WHAT TO WORK ON:
Which lines in the material below contain the word "place"? Copy each of them.

DATA SHOWN:
<<<<

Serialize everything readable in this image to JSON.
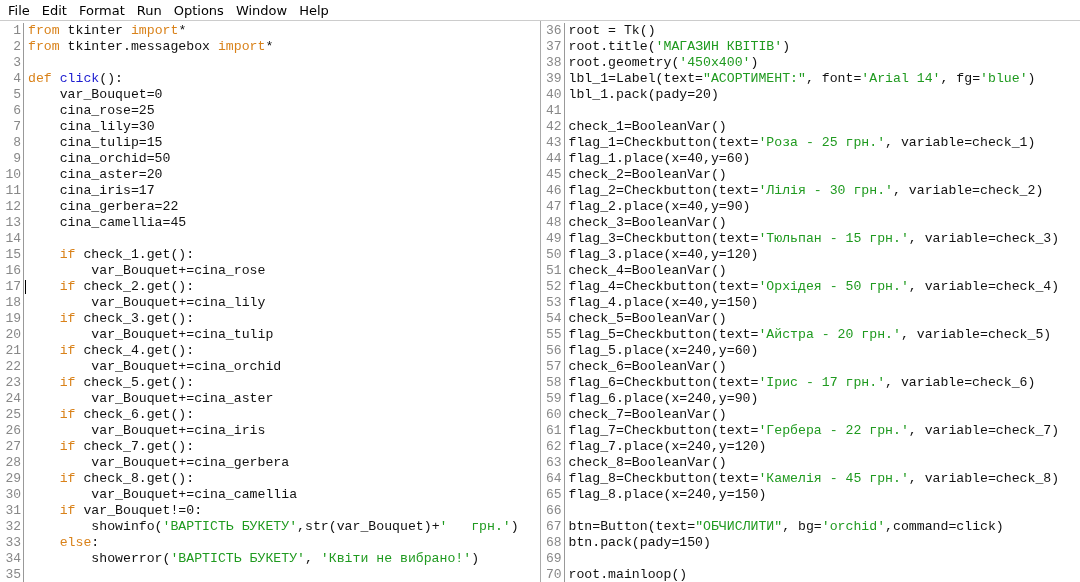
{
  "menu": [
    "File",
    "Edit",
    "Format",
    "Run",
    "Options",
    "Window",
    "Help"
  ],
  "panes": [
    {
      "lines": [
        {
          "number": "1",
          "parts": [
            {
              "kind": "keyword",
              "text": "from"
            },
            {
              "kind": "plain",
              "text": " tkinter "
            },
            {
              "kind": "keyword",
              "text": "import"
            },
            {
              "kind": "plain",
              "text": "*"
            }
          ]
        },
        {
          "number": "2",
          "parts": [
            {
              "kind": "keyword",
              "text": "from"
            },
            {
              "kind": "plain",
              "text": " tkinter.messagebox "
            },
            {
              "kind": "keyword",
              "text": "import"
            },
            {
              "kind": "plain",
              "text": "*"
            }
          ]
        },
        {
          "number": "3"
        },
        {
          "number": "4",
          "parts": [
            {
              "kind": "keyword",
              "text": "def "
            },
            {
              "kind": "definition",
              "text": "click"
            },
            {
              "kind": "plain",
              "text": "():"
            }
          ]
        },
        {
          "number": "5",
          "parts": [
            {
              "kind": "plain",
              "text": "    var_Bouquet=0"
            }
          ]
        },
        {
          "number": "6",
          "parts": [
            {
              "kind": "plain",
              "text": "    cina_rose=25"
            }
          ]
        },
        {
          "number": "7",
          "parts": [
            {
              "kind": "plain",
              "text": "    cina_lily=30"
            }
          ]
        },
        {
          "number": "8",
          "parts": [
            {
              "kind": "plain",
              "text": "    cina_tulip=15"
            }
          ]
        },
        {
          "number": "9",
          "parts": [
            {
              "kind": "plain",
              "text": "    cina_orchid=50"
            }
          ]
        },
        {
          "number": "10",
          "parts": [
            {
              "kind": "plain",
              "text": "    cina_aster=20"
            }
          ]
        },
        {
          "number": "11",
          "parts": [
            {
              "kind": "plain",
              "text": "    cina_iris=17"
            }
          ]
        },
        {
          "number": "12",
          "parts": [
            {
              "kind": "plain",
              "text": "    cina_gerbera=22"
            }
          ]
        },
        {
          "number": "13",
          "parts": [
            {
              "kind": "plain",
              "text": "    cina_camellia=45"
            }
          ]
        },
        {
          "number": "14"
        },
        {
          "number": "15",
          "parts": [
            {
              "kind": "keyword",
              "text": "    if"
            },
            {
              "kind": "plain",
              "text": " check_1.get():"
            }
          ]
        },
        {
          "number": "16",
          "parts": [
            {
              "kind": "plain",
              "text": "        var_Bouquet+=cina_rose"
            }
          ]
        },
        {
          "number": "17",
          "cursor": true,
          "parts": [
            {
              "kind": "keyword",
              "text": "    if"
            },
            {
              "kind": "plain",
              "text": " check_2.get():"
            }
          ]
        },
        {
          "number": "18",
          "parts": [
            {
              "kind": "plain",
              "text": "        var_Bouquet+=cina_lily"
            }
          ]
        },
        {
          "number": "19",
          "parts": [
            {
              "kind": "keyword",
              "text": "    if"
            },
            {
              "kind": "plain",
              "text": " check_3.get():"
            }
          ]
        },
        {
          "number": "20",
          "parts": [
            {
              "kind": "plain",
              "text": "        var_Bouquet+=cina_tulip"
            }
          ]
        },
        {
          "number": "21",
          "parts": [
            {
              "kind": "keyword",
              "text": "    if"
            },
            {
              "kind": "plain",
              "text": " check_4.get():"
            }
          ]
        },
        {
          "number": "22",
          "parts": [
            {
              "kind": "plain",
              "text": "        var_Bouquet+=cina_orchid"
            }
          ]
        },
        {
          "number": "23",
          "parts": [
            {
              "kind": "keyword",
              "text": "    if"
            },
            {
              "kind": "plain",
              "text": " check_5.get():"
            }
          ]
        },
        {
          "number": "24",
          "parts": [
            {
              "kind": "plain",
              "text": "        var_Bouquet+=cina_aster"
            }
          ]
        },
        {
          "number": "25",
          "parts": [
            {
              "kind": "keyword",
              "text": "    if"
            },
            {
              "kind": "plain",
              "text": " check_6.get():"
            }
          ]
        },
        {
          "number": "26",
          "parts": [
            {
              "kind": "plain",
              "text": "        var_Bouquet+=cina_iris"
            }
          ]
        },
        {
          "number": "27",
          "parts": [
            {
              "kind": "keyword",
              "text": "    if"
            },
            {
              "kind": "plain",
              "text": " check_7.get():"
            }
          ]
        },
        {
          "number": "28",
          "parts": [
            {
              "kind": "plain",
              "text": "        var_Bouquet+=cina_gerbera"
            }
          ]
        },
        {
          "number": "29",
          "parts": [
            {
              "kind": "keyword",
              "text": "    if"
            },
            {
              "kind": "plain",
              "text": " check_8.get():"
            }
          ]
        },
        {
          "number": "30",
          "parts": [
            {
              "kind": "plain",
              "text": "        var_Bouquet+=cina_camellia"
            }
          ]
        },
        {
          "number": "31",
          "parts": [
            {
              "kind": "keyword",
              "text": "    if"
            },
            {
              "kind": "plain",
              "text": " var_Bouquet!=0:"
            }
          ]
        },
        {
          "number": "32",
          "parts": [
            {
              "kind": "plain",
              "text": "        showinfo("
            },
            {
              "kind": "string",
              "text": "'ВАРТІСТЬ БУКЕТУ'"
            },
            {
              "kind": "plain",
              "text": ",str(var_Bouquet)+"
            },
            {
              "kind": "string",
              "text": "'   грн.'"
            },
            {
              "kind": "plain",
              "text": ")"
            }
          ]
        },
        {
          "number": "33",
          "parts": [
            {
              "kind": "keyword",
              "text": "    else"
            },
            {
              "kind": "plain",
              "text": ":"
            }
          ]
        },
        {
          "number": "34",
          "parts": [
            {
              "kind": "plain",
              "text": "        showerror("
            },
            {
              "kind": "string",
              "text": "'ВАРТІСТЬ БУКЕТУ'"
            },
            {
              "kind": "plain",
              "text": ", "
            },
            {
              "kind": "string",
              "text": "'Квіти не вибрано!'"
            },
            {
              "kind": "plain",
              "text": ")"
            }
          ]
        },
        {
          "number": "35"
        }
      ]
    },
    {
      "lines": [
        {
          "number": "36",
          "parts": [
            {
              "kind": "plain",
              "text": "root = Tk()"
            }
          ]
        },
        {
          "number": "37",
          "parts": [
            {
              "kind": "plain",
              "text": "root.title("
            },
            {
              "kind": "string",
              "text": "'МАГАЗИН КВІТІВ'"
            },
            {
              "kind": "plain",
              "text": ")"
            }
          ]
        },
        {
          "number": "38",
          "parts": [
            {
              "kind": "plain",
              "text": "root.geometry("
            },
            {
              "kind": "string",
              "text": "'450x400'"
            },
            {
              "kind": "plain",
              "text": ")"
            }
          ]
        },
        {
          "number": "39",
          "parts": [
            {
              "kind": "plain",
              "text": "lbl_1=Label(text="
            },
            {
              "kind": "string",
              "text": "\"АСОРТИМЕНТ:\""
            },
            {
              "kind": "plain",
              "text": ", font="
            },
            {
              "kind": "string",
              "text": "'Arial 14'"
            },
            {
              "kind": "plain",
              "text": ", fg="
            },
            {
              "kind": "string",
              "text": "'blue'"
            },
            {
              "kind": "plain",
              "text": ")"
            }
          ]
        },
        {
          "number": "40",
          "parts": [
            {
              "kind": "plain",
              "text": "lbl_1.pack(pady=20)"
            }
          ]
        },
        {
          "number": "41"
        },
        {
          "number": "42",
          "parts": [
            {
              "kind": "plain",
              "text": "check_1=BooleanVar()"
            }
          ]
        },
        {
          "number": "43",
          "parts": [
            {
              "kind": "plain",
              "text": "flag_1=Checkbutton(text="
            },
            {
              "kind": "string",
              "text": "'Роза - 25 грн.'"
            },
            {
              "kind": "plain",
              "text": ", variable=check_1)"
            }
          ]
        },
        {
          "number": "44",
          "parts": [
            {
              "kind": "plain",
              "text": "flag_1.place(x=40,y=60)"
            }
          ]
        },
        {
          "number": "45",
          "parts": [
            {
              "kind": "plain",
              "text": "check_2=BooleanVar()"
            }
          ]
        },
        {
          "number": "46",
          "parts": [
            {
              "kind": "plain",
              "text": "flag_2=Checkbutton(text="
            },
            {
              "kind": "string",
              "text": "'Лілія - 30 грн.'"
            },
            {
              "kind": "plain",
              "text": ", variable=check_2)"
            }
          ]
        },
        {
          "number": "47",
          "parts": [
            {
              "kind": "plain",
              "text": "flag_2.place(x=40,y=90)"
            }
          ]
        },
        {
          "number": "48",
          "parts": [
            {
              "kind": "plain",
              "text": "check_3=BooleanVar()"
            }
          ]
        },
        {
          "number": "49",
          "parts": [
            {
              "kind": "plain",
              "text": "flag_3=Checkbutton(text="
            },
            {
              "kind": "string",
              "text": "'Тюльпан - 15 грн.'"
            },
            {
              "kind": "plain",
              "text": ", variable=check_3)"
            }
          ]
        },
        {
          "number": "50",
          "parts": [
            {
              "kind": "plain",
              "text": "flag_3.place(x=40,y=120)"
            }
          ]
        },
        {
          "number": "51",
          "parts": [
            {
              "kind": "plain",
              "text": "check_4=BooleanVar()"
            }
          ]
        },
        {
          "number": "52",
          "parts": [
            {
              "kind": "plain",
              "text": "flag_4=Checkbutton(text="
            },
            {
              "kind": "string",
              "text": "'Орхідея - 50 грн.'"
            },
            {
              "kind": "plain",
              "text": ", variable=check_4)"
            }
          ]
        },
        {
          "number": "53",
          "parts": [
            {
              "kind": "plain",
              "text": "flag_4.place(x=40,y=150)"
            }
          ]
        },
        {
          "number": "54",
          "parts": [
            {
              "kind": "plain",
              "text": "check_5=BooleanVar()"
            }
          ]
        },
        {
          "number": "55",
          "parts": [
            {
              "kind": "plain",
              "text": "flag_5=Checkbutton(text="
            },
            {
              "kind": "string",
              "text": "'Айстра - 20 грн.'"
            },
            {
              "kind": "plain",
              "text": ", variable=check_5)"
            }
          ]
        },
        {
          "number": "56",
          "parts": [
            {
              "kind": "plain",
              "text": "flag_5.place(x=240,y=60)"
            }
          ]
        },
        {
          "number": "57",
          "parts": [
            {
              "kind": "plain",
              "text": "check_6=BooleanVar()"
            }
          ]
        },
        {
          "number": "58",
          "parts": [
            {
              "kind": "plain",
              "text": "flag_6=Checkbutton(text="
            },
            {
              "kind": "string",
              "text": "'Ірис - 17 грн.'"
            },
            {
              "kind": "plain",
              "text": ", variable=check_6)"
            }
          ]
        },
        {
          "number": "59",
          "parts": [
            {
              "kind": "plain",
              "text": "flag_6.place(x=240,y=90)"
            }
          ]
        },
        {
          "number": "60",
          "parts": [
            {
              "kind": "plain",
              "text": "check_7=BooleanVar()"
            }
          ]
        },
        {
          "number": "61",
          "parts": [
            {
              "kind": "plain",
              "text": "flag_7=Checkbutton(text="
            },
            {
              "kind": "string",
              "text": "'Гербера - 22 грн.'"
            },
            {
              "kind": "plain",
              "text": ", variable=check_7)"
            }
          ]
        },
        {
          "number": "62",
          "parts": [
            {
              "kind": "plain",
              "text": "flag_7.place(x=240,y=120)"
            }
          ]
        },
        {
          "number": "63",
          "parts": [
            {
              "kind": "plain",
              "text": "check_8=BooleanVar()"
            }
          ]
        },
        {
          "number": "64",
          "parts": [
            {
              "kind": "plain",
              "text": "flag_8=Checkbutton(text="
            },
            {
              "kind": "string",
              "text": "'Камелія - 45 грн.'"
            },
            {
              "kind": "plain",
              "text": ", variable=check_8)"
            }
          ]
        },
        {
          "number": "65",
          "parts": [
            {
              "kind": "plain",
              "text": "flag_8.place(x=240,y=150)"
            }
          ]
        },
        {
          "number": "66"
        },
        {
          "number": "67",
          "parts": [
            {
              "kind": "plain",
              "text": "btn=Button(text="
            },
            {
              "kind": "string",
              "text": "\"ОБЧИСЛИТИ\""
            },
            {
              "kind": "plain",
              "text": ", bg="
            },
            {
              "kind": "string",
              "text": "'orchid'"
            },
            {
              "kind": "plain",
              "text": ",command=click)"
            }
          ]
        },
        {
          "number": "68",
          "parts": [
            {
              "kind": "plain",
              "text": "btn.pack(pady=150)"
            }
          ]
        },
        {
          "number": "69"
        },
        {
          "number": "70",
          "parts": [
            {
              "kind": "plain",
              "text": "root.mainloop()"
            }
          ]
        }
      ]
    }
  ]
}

>>>>
<<<<

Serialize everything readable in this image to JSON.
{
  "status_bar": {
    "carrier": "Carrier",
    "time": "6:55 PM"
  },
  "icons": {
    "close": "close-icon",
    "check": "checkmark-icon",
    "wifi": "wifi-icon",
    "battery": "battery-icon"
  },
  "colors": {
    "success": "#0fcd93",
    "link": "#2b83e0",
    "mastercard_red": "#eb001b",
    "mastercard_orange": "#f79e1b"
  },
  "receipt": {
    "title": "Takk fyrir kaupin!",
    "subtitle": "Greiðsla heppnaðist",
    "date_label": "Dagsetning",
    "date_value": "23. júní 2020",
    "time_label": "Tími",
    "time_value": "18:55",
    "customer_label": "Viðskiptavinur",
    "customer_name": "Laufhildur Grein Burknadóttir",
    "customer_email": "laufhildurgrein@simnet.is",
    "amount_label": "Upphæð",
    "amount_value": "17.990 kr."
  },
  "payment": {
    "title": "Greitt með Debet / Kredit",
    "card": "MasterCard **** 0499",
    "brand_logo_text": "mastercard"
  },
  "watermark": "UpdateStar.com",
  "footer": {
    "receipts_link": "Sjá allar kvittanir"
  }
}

>>>>

TASK RESULT:
              "text": "flag_1.place(x=40,y=60)"
              "text": "flag_2.place(x=40,y=90)"
              "text": "flag_3.place(x=40,y=120)"
              "text": "flag_4.place(x=40,y=150)"
              "text": "flag_5.place(x=240,y=60)"
              "text": "flag_6.place(x=240,y=90)"
              "text": "flag_7.place(x=240,y=120)"
              "text": "flag_8.place(x=240,y=150)"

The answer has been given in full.